§ Directions: Wherever the string "Games" occurs in a line of these records, report that line.
··· Records to process
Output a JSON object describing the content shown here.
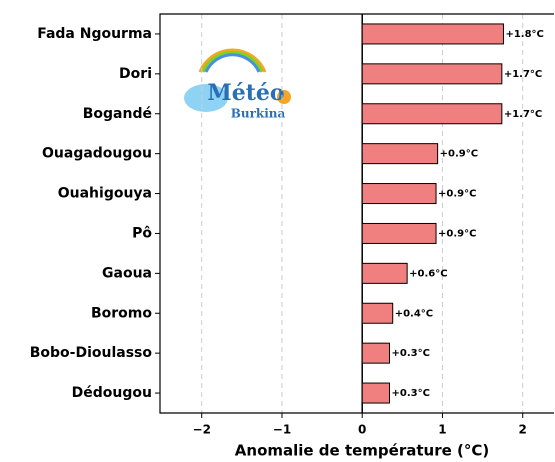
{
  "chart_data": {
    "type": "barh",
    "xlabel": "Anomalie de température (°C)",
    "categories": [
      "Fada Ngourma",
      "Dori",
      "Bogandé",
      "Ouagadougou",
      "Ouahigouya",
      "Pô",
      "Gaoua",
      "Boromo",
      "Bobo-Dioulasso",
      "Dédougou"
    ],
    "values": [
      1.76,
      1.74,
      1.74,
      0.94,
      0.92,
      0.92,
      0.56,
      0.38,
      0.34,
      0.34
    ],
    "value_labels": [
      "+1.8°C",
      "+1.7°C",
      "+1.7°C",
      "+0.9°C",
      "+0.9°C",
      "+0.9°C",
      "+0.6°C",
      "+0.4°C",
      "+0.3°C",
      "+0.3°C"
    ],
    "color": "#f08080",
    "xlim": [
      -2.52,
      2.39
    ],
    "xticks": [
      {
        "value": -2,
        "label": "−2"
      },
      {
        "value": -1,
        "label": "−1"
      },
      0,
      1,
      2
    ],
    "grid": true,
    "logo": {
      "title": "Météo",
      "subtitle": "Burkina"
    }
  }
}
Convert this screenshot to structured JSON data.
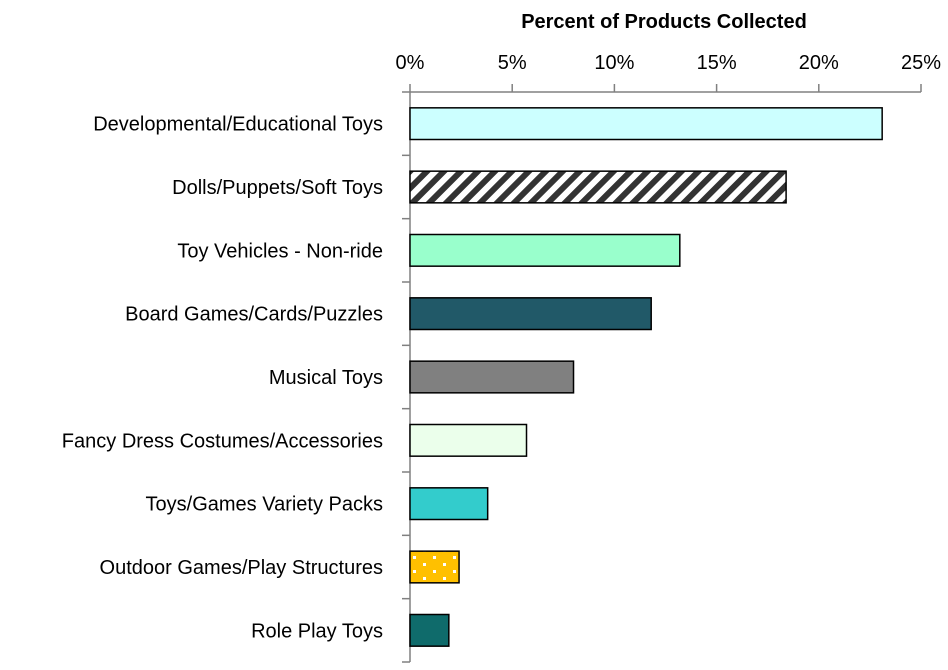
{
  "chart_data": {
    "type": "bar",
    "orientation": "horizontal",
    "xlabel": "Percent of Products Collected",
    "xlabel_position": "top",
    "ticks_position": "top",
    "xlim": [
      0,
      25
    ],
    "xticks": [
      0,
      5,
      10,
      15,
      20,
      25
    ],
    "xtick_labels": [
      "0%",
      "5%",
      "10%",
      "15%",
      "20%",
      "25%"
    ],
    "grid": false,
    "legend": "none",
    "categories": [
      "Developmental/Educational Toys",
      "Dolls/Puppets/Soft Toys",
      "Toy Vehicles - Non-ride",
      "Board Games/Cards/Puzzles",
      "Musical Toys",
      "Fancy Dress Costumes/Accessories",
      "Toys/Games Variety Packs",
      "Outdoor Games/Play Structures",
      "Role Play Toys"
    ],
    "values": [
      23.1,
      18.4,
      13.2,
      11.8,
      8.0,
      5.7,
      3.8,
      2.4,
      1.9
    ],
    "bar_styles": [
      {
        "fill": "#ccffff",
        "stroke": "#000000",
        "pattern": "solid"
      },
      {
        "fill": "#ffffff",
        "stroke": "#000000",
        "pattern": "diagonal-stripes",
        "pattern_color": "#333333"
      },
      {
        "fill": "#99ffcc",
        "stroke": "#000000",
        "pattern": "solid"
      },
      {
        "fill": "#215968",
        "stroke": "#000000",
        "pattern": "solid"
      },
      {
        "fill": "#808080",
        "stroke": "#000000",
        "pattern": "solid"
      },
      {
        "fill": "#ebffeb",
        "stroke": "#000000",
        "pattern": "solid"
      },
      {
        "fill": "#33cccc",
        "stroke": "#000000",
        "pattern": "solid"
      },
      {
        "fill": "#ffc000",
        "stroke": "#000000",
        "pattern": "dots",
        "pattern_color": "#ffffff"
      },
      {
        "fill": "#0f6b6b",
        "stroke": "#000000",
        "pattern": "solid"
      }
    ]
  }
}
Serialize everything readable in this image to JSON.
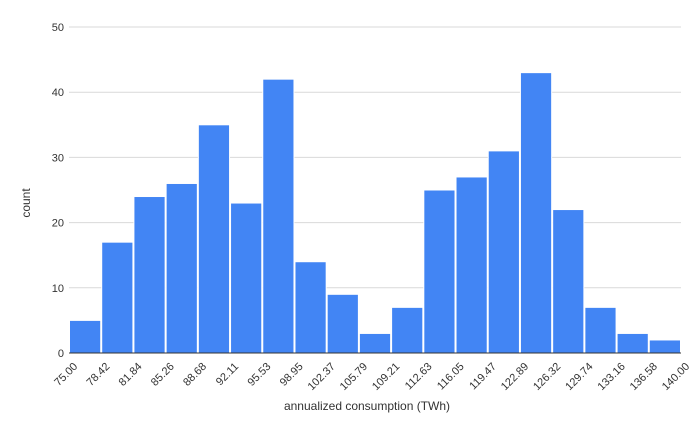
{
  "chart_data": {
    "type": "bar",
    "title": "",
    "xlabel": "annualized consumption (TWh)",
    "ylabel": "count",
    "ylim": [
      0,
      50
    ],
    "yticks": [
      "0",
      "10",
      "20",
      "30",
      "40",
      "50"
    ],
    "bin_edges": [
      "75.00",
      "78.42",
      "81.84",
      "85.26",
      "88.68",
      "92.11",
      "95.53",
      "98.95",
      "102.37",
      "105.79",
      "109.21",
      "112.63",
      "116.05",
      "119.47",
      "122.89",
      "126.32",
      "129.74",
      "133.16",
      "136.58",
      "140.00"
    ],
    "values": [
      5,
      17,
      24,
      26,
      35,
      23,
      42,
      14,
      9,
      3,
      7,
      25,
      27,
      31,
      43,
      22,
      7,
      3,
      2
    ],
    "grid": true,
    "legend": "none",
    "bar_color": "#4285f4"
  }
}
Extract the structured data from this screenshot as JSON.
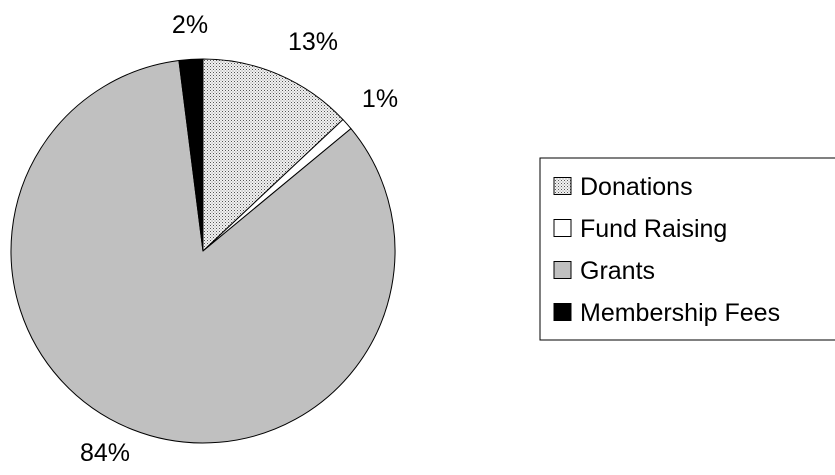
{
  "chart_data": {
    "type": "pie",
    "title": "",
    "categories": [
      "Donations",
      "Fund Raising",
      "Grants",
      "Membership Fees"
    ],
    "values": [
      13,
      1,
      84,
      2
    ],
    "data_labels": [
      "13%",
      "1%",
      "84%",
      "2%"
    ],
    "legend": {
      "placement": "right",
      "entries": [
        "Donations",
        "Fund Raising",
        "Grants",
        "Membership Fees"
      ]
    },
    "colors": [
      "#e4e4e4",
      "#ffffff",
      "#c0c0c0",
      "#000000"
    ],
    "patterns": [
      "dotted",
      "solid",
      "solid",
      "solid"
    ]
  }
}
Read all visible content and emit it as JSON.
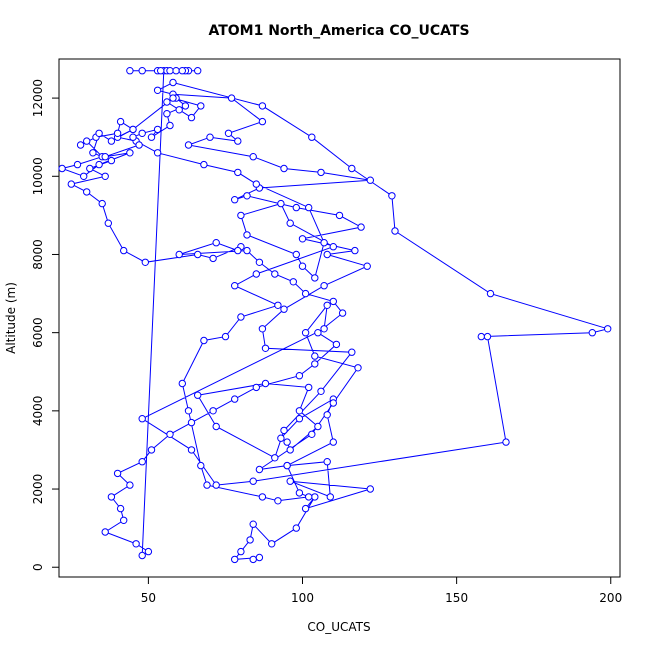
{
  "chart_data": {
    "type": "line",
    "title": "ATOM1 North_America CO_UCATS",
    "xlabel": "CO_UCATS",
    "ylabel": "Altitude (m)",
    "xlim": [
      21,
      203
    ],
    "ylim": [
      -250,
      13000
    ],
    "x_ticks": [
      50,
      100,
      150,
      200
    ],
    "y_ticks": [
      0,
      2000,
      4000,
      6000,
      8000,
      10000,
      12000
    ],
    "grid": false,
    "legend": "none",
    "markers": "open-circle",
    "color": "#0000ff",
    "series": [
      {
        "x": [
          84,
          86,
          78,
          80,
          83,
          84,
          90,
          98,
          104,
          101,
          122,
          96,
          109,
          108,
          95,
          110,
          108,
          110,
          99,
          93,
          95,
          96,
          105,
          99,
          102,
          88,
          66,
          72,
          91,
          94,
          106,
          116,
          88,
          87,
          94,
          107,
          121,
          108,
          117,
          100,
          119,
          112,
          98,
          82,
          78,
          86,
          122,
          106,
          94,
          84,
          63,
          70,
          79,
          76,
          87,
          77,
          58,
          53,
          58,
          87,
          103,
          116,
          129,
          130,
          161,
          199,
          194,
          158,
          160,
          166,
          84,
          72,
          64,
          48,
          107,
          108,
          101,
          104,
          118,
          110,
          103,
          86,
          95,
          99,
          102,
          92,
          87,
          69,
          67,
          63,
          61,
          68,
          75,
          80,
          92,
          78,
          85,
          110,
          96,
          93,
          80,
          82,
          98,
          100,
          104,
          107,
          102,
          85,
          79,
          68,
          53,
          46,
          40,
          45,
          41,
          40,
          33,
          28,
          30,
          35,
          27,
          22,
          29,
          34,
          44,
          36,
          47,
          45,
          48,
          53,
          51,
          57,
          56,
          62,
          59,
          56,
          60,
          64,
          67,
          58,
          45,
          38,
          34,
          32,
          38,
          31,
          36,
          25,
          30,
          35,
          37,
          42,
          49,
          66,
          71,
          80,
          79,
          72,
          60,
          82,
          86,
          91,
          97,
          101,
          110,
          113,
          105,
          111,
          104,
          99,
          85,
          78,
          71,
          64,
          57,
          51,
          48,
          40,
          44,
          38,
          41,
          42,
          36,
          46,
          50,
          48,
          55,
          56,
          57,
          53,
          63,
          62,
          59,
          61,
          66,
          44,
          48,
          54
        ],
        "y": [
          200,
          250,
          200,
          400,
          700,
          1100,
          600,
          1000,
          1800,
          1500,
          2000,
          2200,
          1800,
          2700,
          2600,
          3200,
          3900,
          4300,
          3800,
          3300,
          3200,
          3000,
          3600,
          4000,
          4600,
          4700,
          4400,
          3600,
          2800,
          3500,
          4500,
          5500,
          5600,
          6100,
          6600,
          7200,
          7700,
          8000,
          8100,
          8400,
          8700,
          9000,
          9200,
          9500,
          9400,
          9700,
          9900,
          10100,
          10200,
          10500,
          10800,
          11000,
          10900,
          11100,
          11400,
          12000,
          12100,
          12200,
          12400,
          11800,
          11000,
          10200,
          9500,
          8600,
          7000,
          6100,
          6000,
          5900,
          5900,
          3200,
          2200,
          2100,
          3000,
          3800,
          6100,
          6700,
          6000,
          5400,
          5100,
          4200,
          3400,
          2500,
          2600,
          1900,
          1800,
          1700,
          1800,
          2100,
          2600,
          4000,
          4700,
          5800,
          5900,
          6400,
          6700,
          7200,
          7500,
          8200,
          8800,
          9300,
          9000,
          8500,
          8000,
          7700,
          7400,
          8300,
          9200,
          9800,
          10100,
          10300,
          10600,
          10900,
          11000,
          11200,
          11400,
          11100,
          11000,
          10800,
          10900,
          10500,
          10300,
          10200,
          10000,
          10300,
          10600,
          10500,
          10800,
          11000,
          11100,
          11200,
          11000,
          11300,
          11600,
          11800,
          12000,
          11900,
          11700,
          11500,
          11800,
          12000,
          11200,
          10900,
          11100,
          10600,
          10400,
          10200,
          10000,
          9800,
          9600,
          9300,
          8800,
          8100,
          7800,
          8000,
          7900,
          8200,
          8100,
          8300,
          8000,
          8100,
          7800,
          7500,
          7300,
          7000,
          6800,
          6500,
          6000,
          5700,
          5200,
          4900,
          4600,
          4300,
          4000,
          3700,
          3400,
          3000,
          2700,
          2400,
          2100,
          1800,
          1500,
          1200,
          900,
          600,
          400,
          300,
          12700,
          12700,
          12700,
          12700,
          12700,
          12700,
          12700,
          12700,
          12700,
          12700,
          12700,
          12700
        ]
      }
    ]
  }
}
······
§ Response to the exercise:
      "Board Games/Cards/Puzzles",
      "Toys/Games Variety Packs",
      "Outdoor Games/Play Structures",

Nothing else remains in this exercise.